╭─ DATA

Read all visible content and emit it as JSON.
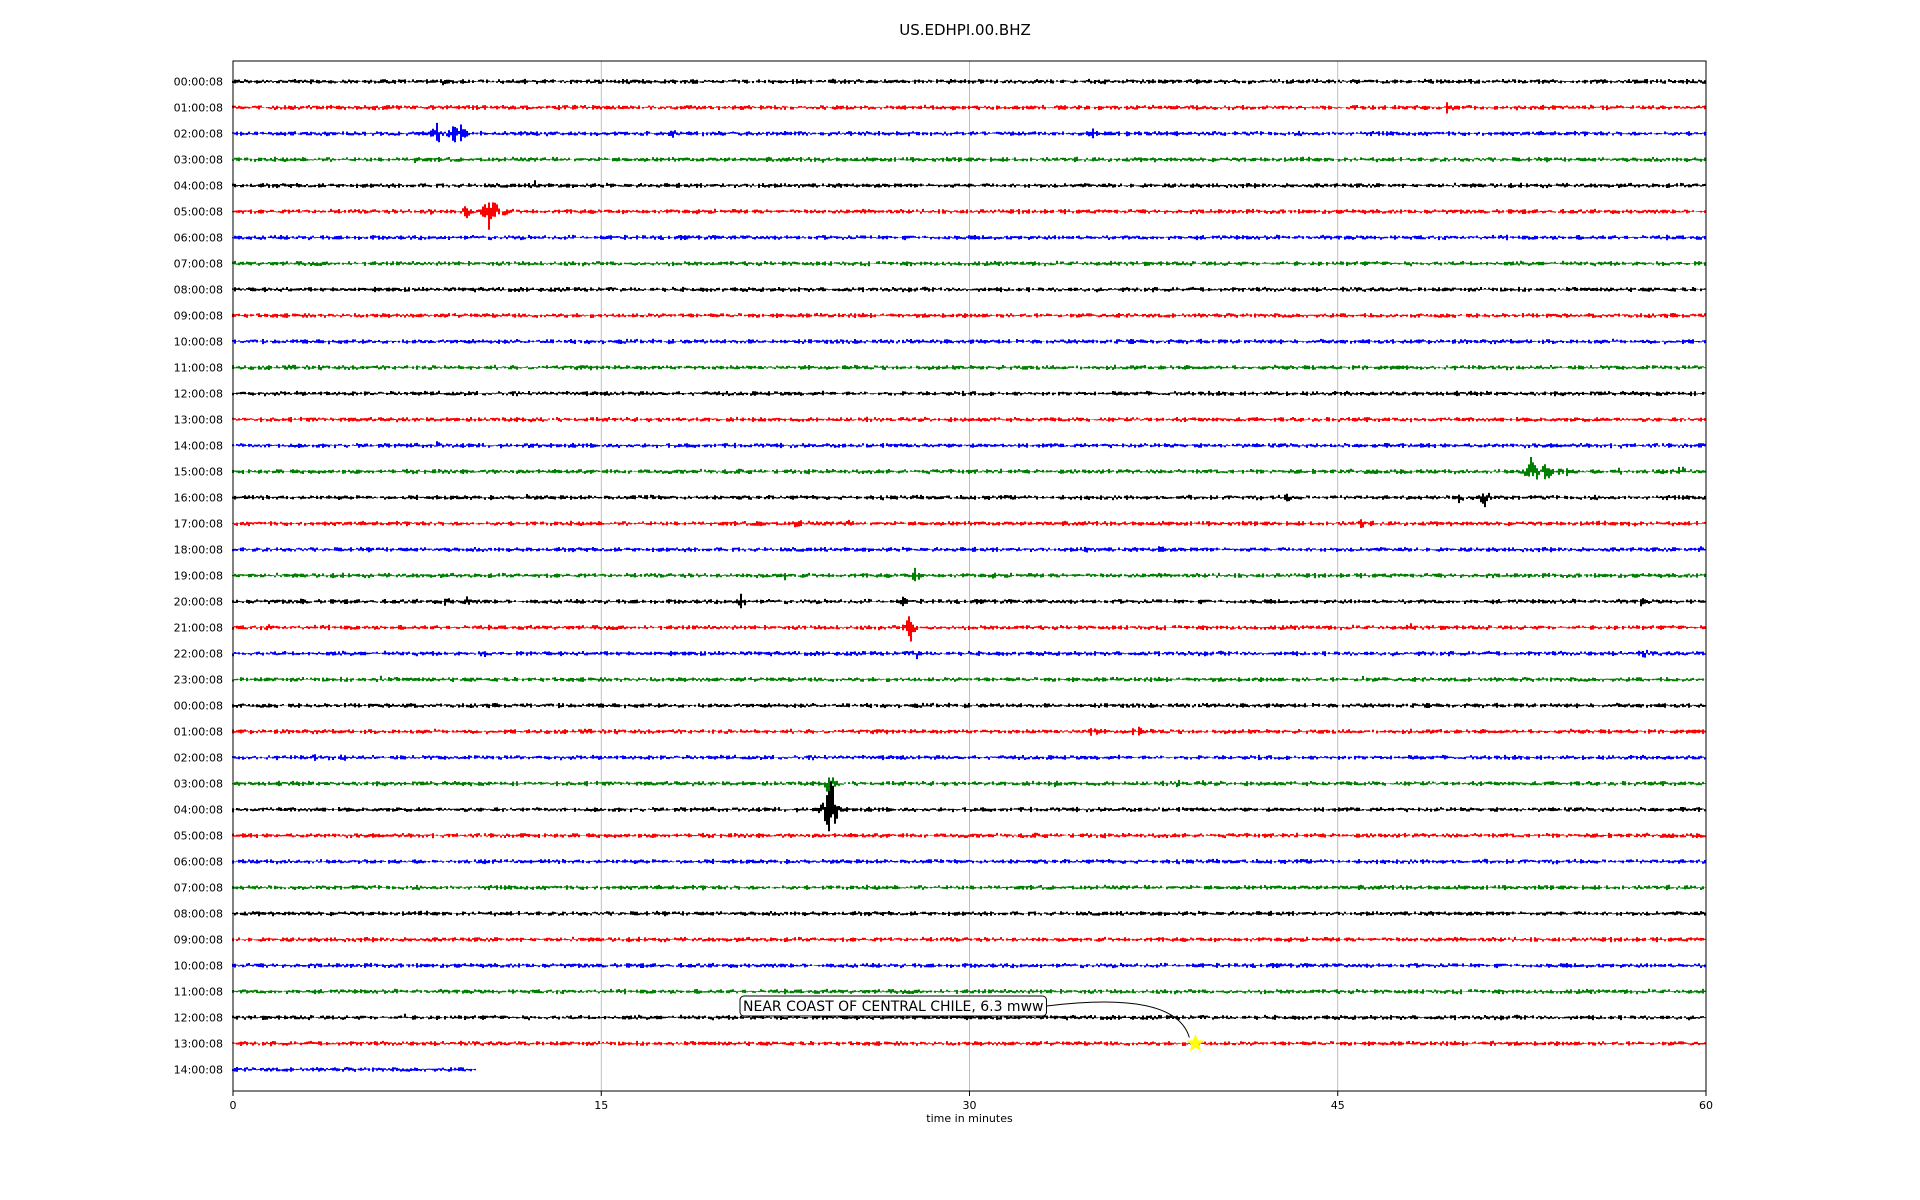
{
  "chart_data": {
    "type": "line",
    "title": "US.EDHPI.00.BHZ",
    "xlabel": "time in minutes",
    "ylabel": "",
    "xlim": [
      0,
      60
    ],
    "xticks": [
      "0",
      "15",
      "30",
      "45",
      "60"
    ],
    "xtick_values": [
      0,
      15,
      30,
      45,
      60
    ],
    "grid": "vertical",
    "row_colors": [
      "#000000",
      "#ff0000",
      "#0000ff",
      "#008000"
    ],
    "rows": [
      {
        "label": "00:00:08",
        "end": 60,
        "events": [
          {
            "t": 8.5,
            "a": 5
          }
        ]
      },
      {
        "label": "01:00:08",
        "end": 60,
        "events": [
          {
            "t": 49.5,
            "a": 8
          },
          {
            "t": 56,
            "a": 4
          }
        ]
      },
      {
        "label": "02:00:08",
        "end": 60,
        "events": [
          {
            "t": 8.3,
            "a": 14
          },
          {
            "t": 9,
            "a": 12
          },
          {
            "t": 9.3,
            "a": 10
          },
          {
            "t": 18,
            "a": 8
          },
          {
            "t": 35,
            "a": 6
          }
        ]
      },
      {
        "label": "03:00:08",
        "end": 60,
        "events": [
          {
            "t": 7.5,
            "a": 6
          },
          {
            "t": 24,
            "a": 4
          }
        ]
      },
      {
        "label": "04:00:08",
        "end": 60,
        "events": [
          {
            "t": 12.3,
            "a": 6
          },
          {
            "t": 21.5,
            "a": 5
          }
        ]
      },
      {
        "label": "05:00:08",
        "end": 60,
        "events": [
          {
            "t": 8,
            "a": 7
          },
          {
            "t": 9.5,
            "a": 9
          },
          {
            "t": 10.5,
            "a": 30
          },
          {
            "t": 11,
            "a": 7
          }
        ]
      },
      {
        "label": "06:00:08",
        "end": 60,
        "events": []
      },
      {
        "label": "07:00:08",
        "end": 60,
        "events": []
      },
      {
        "label": "08:00:08",
        "end": 60,
        "events": []
      },
      {
        "label": "09:00:08",
        "end": 60,
        "events": []
      },
      {
        "label": "10:00:08",
        "end": 60,
        "events": []
      },
      {
        "label": "11:00:08",
        "end": 60,
        "events": []
      },
      {
        "label": "12:00:08",
        "end": 60,
        "events": []
      },
      {
        "label": "13:00:08",
        "end": 60,
        "events": []
      },
      {
        "label": "14:00:08",
        "end": 60,
        "events": [
          {
            "t": 8.3,
            "a": 5
          },
          {
            "t": 56.5,
            "a": 4
          }
        ]
      },
      {
        "label": "15:00:08",
        "end": 60,
        "events": [
          {
            "t": 52.9,
            "a": 24
          },
          {
            "t": 53.5,
            "a": 12
          },
          {
            "t": 54.2,
            "a": 10
          },
          {
            "t": 56.5,
            "a": 8
          },
          {
            "t": 59,
            "a": 8
          }
        ]
      },
      {
        "label": "16:00:08",
        "end": 60,
        "events": [
          {
            "t": 12,
            "a": 4
          },
          {
            "t": 17,
            "a": 5
          },
          {
            "t": 43,
            "a": 6
          },
          {
            "t": 50,
            "a": 8
          },
          {
            "t": 51,
            "a": 12
          }
        ]
      },
      {
        "label": "17:00:08",
        "end": 60,
        "events": [
          {
            "t": 21.5,
            "a": 7
          },
          {
            "t": 23,
            "a": 7
          },
          {
            "t": 25,
            "a": 6
          },
          {
            "t": 46,
            "a": 6
          },
          {
            "t": 57,
            "a": 6
          }
        ]
      },
      {
        "label": "18:00:08",
        "end": 60,
        "events": [
          {
            "t": 34.8,
            "a": 5
          },
          {
            "t": 37.8,
            "a": 5
          },
          {
            "t": 59.9,
            "a": 6
          }
        ]
      },
      {
        "label": "19:00:08",
        "end": 60,
        "events": [
          {
            "t": 0.5,
            "a": 5
          },
          {
            "t": 21.3,
            "a": 5
          },
          {
            "t": 22.5,
            "a": 6
          },
          {
            "t": 27.8,
            "a": 9
          },
          {
            "t": 31,
            "a": 4
          }
        ]
      },
      {
        "label": "20:00:08",
        "end": 60,
        "events": [
          {
            "t": 2.8,
            "a": 5
          },
          {
            "t": 8.7,
            "a": 7
          },
          {
            "t": 9.5,
            "a": 6
          },
          {
            "t": 20.7,
            "a": 9
          },
          {
            "t": 27.3,
            "a": 6
          },
          {
            "t": 57.4,
            "a": 6
          }
        ]
      },
      {
        "label": "21:00:08",
        "end": 60,
        "events": [
          {
            "t": 1.5,
            "a": 5
          },
          {
            "t": 27.6,
            "a": 16
          },
          {
            "t": 48,
            "a": 5
          }
        ]
      },
      {
        "label": "22:00:08",
        "end": 60,
        "events": [
          {
            "t": 10.2,
            "a": 5
          },
          {
            "t": 27.8,
            "a": 8
          },
          {
            "t": 57.5,
            "a": 6
          }
        ]
      },
      {
        "label": "23:00:08",
        "end": 60,
        "events": [
          {
            "t": 6,
            "a": 5
          },
          {
            "t": 46,
            "a": 5
          }
        ]
      },
      {
        "label": "00:00:08",
        "end": 60,
        "events": [
          {
            "t": 7,
            "a": 5
          },
          {
            "t": 13.5,
            "a": 4
          }
        ]
      },
      {
        "label": "01:00:08",
        "end": 60,
        "events": [
          {
            "t": 35,
            "a": 9
          },
          {
            "t": 36.8,
            "a": 10
          }
        ]
      },
      {
        "label": "02:00:08",
        "end": 60,
        "events": [
          {
            "t": 3.3,
            "a": 5
          },
          {
            "t": 4.5,
            "a": 5
          }
        ]
      },
      {
        "label": "03:00:08",
        "end": 60,
        "events": [
          {
            "t": 24.3,
            "a": 14
          },
          {
            "t": 32,
            "a": 5
          },
          {
            "t": 33.5,
            "a": 4
          },
          {
            "t": 38.5,
            "a": 5
          },
          {
            "t": 39.5,
            "a": 4
          }
        ]
      },
      {
        "label": "04:00:08",
        "end": 60,
        "events": [
          {
            "t": 23.8,
            "a": 7
          },
          {
            "t": 24.35,
            "a": 38
          }
        ]
      },
      {
        "label": "05:00:08",
        "end": 60,
        "events": []
      },
      {
        "label": "06:00:08",
        "end": 60,
        "events": []
      },
      {
        "label": "07:00:08",
        "end": 60,
        "events": [
          {
            "t": 5,
            "a": 3
          }
        ]
      },
      {
        "label": "08:00:08",
        "end": 60,
        "events": []
      },
      {
        "label": "09:00:08",
        "end": 60,
        "events": []
      },
      {
        "label": "10:00:08",
        "end": 60,
        "events": []
      },
      {
        "label": "11:00:08",
        "end": 60,
        "events": []
      },
      {
        "label": "12:00:08",
        "end": 60,
        "events": [
          {
            "t": 7,
            "a": 4
          }
        ]
      },
      {
        "label": "13:00:08",
        "end": 60,
        "events": [
          {
            "t": 51.3,
            "a": 4
          }
        ]
      },
      {
        "label": "14:00:08",
        "end": 9.9,
        "events": []
      }
    ],
    "annotation": {
      "text": "NEAR COAST OF CENTRAL CHILE, 6.3 mww",
      "row": 37,
      "t": 39.2,
      "marker": "star",
      "marker_color": "#ffff00"
    }
  }
}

╰─

OBJECTIVE:
What is needed is an exact reproduction of the data, pictures excluded.

ANSWER:
Read all visible content and emit it as JSON.
{
  "chart_data": {
    "type": "line",
    "title": "US.EDHPI.00.BHZ",
    "xlabel": "time in minutes",
    "ylabel": "",
    "xlim": [
      0,
      60
    ],
    "xticks": [
      "0",
      "15",
      "30",
      "45",
      "60"
    ],
    "xtick_values": [
      0,
      15,
      30,
      45,
      60
    ],
    "grid": "vertical",
    "row_colors": [
      "#000000",
      "#ff0000",
      "#0000ff",
      "#008000"
    ],
    "rows": [
      {
        "label": "00:00:08",
        "end": 60,
        "events": [
          {
            "t": 8.5,
            "a": 5
          }
        ]
      },
      {
        "label": "01:00:08",
        "end": 60,
        "events": [
          {
            "t": 49.5,
            "a": 8
          },
          {
            "t": 56,
            "a": 4
          }
        ]
      },
      {
        "label": "02:00:08",
        "end": 60,
        "events": [
          {
            "t": 8.3,
            "a": 14
          },
          {
            "t": 9,
            "a": 12
          },
          {
            "t": 9.3,
            "a": 10
          },
          {
            "t": 18,
            "a": 8
          },
          {
            "t": 35,
            "a": 6
          }
        ]
      },
      {
        "label": "03:00:08",
        "end": 60,
        "events": [
          {
            "t": 7.5,
            "a": 6
          },
          {
            "t": 24,
            "a": 4
          }
        ]
      },
      {
        "label": "04:00:08",
        "end": 60,
        "events": [
          {
            "t": 12.3,
            "a": 6
          },
          {
            "t": 21.5,
            "a": 5
          }
        ]
      },
      {
        "label": "05:00:08",
        "end": 60,
        "events": [
          {
            "t": 8,
            "a": 7
          },
          {
            "t": 9.5,
            "a": 9
          },
          {
            "t": 10.5,
            "a": 30
          },
          {
            "t": 11,
            "a": 7
          }
        ]
      },
      {
        "label": "06:00:08",
        "end": 60,
        "events": []
      },
      {
        "label": "07:00:08",
        "end": 60,
        "events": []
      },
      {
        "label": "08:00:08",
        "end": 60,
        "events": []
      },
      {
        "label": "09:00:08",
        "end": 60,
        "events": []
      },
      {
        "label": "10:00:08",
        "end": 60,
        "events": []
      },
      {
        "label": "11:00:08",
        "end": 60,
        "events": []
      },
      {
        "label": "12:00:08",
        "end": 60,
        "events": []
      },
      {
        "label": "13:00:08",
        "end": 60,
        "events": []
      },
      {
        "label": "14:00:08",
        "end": 60,
        "events": [
          {
            "t": 8.3,
            "a": 5
          },
          {
            "t": 56.5,
            "a": 4
          }
        ]
      },
      {
        "label": "15:00:08",
        "end": 60,
        "events": [
          {
            "t": 52.9,
            "a": 24
          },
          {
            "t": 53.5,
            "a": 12
          },
          {
            "t": 54.2,
            "a": 10
          },
          {
            "t": 56.5,
            "a": 8
          },
          {
            "t": 59,
            "a": 8
          }
        ]
      },
      {
        "label": "16:00:08",
        "end": 60,
        "events": [
          {
            "t": 12,
            "a": 4
          },
          {
            "t": 17,
            "a": 5
          },
          {
            "t": 43,
            "a": 6
          },
          {
            "t": 50,
            "a": 8
          },
          {
            "t": 51,
            "a": 12
          }
        ]
      },
      {
        "label": "17:00:08",
        "end": 60,
        "events": [
          {
            "t": 21.5,
            "a": 7
          },
          {
            "t": 23,
            "a": 7
          },
          {
            "t": 25,
            "a": 6
          },
          {
            "t": 46,
            "a": 6
          },
          {
            "t": 57,
            "a": 6
          }
        ]
      },
      {
        "label": "18:00:08",
        "end": 60,
        "events": [
          {
            "t": 34.8,
            "a": 5
          },
          {
            "t": 37.8,
            "a": 5
          },
          {
            "t": 59.9,
            "a": 6
          }
        ]
      },
      {
        "label": "19:00:08",
        "end": 60,
        "events": [
          {
            "t": 0.5,
            "a": 5
          },
          {
            "t": 21.3,
            "a": 5
          },
          {
            "t": 22.5,
            "a": 6
          },
          {
            "t": 27.8,
            "a": 9
          },
          {
            "t": 31,
            "a": 4
          }
        ]
      },
      {
        "label": "20:00:08",
        "end": 60,
        "events": [
          {
            "t": 2.8,
            "a": 5
          },
          {
            "t": 8.7,
            "a": 7
          },
          {
            "t": 9.5,
            "a": 6
          },
          {
            "t": 20.7,
            "a": 9
          },
          {
            "t": 27.3,
            "a": 6
          },
          {
            "t": 57.4,
            "a": 6
          }
        ]
      },
      {
        "label": "21:00:08",
        "end": 60,
        "events": [
          {
            "t": 1.5,
            "a": 5
          },
          {
            "t": 27.6,
            "a": 16
          },
          {
            "t": 48,
            "a": 5
          }
        ]
      },
      {
        "label": "22:00:08",
        "end": 60,
        "events": [
          {
            "t": 10.2,
            "a": 5
          },
          {
            "t": 27.8,
            "a": 8
          },
          {
            "t": 57.5,
            "a": 6
          }
        ]
      },
      {
        "label": "23:00:08",
        "end": 60,
        "events": [
          {
            "t": 6,
            "a": 5
          },
          {
            "t": 46,
            "a": 5
          }
        ]
      },
      {
        "label": "00:00:08",
        "end": 60,
        "events": [
          {
            "t": 7,
            "a": 5
          },
          {
            "t": 13.5,
            "a": 4
          }
        ]
      },
      {
        "label": "01:00:08",
        "end": 60,
        "events": [
          {
            "t": 35,
            "a": 9
          },
          {
            "t": 36.8,
            "a": 10
          }
        ]
      },
      {
        "label": "02:00:08",
        "end": 60,
        "events": [
          {
            "t": 3.3,
            "a": 5
          },
          {
            "t": 4.5,
            "a": 5
          }
        ]
      },
      {
        "label": "03:00:08",
        "end": 60,
        "events": [
          {
            "t": 24.3,
            "a": 14
          },
          {
            "t": 32,
            "a": 5
          },
          {
            "t": 33.5,
            "a": 4
          },
          {
            "t": 38.5,
            "a": 5
          },
          {
            "t": 39.5,
            "a": 4
          }
        ]
      },
      {
        "label": "04:00:08",
        "end": 60,
        "events": [
          {
            "t": 23.8,
            "a": 7
          },
          {
            "t": 24.35,
            "a": 38
          }
        ]
      },
      {
        "label": "05:00:08",
        "end": 60,
        "events": []
      },
      {
        "label": "06:00:08",
        "end": 60,
        "events": []
      },
      {
        "label": "07:00:08",
        "end": 60,
        "events": [
          {
            "t": 5,
            "a": 3
          }
        ]
      },
      {
        "label": "08:00:08",
        "end": 60,
        "events": []
      },
      {
        "label": "09:00:08",
        "end": 60,
        "events": []
      },
      {
        "label": "10:00:08",
        "end": 60,
        "events": []
      },
      {
        "label": "11:00:08",
        "end": 60,
        "events": []
      },
      {
        "label": "12:00:08",
        "end": 60,
        "events": [
          {
            "t": 7,
            "a": 4
          }
        ]
      },
      {
        "label": "13:00:08",
        "end": 60,
        "events": [
          {
            "t": 51.3,
            "a": 4
          }
        ]
      },
      {
        "label": "14:00:08",
        "end": 9.9,
        "events": []
      }
    ],
    "annotation": {
      "text": "NEAR COAST OF CENTRAL CHILE, 6.3 mww",
      "row": 37,
      "t": 39.2,
      "marker": "star",
      "marker_color": "#ffff00"
    }
  }
}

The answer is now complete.